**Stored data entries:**
►

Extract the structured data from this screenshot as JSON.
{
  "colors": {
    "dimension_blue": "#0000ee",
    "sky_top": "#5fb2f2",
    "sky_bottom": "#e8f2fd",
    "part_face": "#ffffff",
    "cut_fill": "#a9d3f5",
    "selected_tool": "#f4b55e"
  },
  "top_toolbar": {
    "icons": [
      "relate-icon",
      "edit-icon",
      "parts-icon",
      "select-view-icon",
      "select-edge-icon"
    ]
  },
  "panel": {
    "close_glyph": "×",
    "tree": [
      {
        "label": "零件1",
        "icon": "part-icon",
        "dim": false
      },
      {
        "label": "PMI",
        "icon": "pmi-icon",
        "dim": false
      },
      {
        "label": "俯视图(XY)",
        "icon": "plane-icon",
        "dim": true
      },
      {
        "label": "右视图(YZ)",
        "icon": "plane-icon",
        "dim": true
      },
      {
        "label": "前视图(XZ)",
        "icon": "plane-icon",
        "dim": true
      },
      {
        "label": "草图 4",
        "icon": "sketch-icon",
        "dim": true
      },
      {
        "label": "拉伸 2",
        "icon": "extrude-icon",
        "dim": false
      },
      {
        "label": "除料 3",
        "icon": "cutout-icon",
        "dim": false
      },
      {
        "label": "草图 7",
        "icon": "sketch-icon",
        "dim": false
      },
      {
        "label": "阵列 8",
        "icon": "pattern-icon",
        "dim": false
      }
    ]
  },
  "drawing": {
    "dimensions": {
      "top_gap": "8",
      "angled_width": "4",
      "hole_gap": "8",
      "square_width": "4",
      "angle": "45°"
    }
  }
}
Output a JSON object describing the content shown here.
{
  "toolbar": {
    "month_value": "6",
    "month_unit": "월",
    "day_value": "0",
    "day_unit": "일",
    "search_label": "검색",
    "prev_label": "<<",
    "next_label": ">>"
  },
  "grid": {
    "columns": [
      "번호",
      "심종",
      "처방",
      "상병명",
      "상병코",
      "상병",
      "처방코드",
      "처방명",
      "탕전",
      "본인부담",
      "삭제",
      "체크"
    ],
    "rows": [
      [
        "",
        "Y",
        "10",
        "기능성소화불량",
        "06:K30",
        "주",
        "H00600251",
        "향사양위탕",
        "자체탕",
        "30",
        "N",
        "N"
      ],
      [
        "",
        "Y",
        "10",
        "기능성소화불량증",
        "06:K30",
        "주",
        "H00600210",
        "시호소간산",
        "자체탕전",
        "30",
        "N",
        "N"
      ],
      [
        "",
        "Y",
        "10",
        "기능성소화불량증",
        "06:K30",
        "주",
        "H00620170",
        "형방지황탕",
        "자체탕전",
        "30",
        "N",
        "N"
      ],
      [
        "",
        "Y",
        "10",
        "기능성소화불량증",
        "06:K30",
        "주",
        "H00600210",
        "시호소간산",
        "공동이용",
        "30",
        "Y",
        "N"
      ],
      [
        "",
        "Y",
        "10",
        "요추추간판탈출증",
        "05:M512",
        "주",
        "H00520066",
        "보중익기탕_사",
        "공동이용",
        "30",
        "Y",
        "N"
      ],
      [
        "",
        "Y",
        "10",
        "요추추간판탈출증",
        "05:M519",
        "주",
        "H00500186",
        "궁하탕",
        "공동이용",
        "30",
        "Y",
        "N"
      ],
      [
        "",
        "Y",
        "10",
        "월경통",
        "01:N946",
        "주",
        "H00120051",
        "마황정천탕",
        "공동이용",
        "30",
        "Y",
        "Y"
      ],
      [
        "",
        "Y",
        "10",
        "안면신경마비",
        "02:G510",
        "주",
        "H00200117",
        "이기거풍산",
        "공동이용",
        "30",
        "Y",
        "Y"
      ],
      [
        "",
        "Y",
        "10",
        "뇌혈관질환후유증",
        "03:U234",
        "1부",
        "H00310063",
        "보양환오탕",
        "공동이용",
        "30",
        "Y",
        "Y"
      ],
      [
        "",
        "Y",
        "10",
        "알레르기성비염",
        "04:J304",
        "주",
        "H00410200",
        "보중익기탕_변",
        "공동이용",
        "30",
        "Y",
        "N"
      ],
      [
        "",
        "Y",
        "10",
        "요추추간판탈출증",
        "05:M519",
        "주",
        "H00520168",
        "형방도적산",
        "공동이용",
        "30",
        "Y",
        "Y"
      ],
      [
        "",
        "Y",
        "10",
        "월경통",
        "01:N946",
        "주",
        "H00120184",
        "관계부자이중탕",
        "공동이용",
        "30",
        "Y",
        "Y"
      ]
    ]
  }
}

◄

**WORK TO DO:** Quote all of the entries exactly as they appear.

**PROBLEM SOLUTION:**
Extract the structured data from this screenshot as JSON.
{
  "colors": {
    "dimension_blue": "#0000ee",
    "sky_top": "#5fb2f2",
    "sky_bottom": "#e8f2fd",
    "part_face": "#ffffff",
    "cut_fill": "#a9d3f5",
    "selected_tool": "#f4b55e"
  },
  "top_toolbar": {
    "icons": [
      "relate-icon",
      "edit-icon",
      "parts-icon",
      "select-view-icon",
      "select-edge-icon"
    ]
  },
  "panel": {
    "close_glyph": "×",
    "tree": [
      {
        "label": "零件1",
        "icon": "part-icon",
        "dim": false
      },
      {
        "label": "PMI",
        "icon": "pmi-icon",
        "dim": false
      },
      {
        "label": "俯视图(XY)",
        "icon": "plane-icon",
        "dim": true
      },
      {
        "label": "右视图(YZ)",
        "icon": "plane-icon",
        "dim": true
      },
      {
        "label": "前视图(XZ)",
        "icon": "plane-icon",
        "dim": true
      },
      {
        "label": "草图 4",
        "icon": "sketch-icon",
        "dim": true
      },
      {
        "label": "拉伸 2",
        "icon": "extrude-icon",
        "dim": false
      },
      {
        "label": "除料 3",
        "icon": "cutout-icon",
        "dim": false
      },
      {
        "label": "草图 7",
        "icon": "sketch-icon",
        "dim": false
      },
      {
        "label": "阵列 8",
        "icon": "pattern-icon",
        "dim": false
      }
    ]
  },
  "drawing": {
    "dimensions": {
      "top_gap": "8",
      "angled_width": "4",
      "hole_gap": "8",
      "square_width": "4",
      "angle": "45°"
    }
  }
}
Output a JSON object describing the content shown here.
{
  "toolbar": {
    "month_value": "6",
    "month_unit": "월",
    "day_value": "0",
    "day_unit": "일",
    "search_label": "검색",
    "prev_label": "<<",
    "next_label": ">>"
  },
  "grid": {
    "columns": [
      "번호",
      "심종",
      "처방",
      "상병명",
      "상병코",
      "상병",
      "처방코드",
      "처방명",
      "탕전",
      "본인부담",
      "삭제",
      "체크"
    ],
    "rows": [
      [
        "",
        "Y",
        "10",
        "기능성소화불량",
        "06:K30",
        "주",
        "H00600251",
        "향사양위탕",
        "자체탕",
        "30",
        "N",
        "N"
      ],
      [
        "",
        "Y",
        "10",
        "기능성소화불량증",
        "06:K30",
        "주",
        "H00600210",
        "시호소간산",
        "자체탕전",
        "30",
        "N",
        "N"
      ],
      [
        "",
        "Y",
        "10",
        "기능성소화불량증",
        "06:K30",
        "주",
        "H00620170",
        "형방지황탕",
        "자체탕전",
        "30",
        "N",
        "N"
      ],
      [
        "",
        "Y",
        "10",
        "기능성소화불량증",
        "06:K30",
        "주",
        "H00600210",
        "시호소간산",
        "공동이용",
        "30",
        "Y",
        "N"
      ],
      [
        "",
        "Y",
        "10",
        "요추추간판탈출증",
        "05:M512",
        "주",
        "H00520066",
        "보중익기탕_사",
        "공동이용",
        "30",
        "Y",
        "N"
      ],
      [
        "",
        "Y",
        "10",
        "요추추간판탈출증",
        "05:M519",
        "주",
        "H00500186",
        "궁하탕",
        "공동이용",
        "30",
        "Y",
        "N"
      ],
      [
        "",
        "Y",
        "10",
        "월경통",
        "01:N946",
        "주",
        "H00120051",
        "마황정천탕",
        "공동이용",
        "30",
        "Y",
        "Y"
      ],
      [
        "",
        "Y",
        "10",
        "안면신경마비",
        "02:G510",
        "주",
        "H00200117",
        "이기거풍산",
        "공동이용",
        "30",
        "Y",
        "Y"
      ],
      [
        "",
        "Y",
        "10",
        "뇌혈관질환후유증",
        "03:U234",
        "1부",
        "H00310063",
        "보양환오탕",
        "공동이용",
        "30",
        "Y",
        "Y"
      ],
      [
        "",
        "Y",
        "10",
        "알레르기성비염",
        "04:J304",
        "주",
        "H00410200",
        "보중익기탕_변",
        "공동이용",
        "30",
        "Y",
        "N"
      ],
      [
        "",
        "Y",
        "10",
        "요추추간판탈출증",
        "05:M519",
        "주",
        "H00520168",
        "형방도적산",
        "공동이용",
        "30",
        "Y",
        "Y"
      ],
      [
        "",
        "Y",
        "10",
        "월경통",
        "01:N946",
        "주",
        "H00120184",
        "관계부자이중탕",
        "공동이용",
        "30",
        "Y",
        "Y"
      ]
    ]
  }
}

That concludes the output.